▶ [The request] Repeat every record below exactly, leaving out the pictures.
[START Input]
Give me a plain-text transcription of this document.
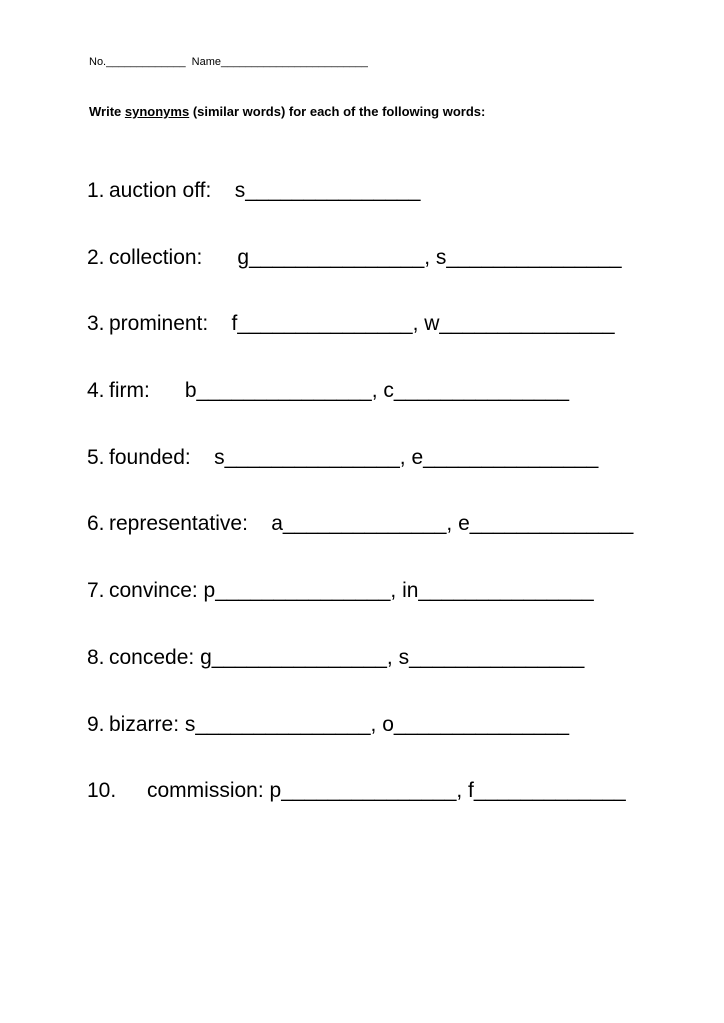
No._____________ Name________________________
Write synonyms (similar words) for each of the following words:
1. auction off:    s_______________
2. collection:      g_______________, s_______________
3. prominent:    f_______________, w_______________
4. firm:      b_______________, c_______________
5. founded:    s_______________, e_______________
6. representative:    a______________, e______________
7. convince: p_______________, in_______________
8. concede: g_______________, s_______________
9. bizarre: s_______________, o_______________
10. commission: p_______________, f_____________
[END Input]
▶ [Result of the task]
Give me a plain-text transcription of this document.
No._____________ Name________________________
Write synonyms (similar words) for each of the following words:
1. auction off:    s_______________
2. collection:      g_______________, s_______________
3. prominent:    f_______________, w_______________
4. firm:      b_______________, c_______________
5. founded:    s_______________, e_______________
6. representative:    a______________, e______________
7. convince: p_______________, in_______________
8. concede: g_______________, s_______________
9. bizarre: s_______________, o_______________
10. commission: p_______________, f_____________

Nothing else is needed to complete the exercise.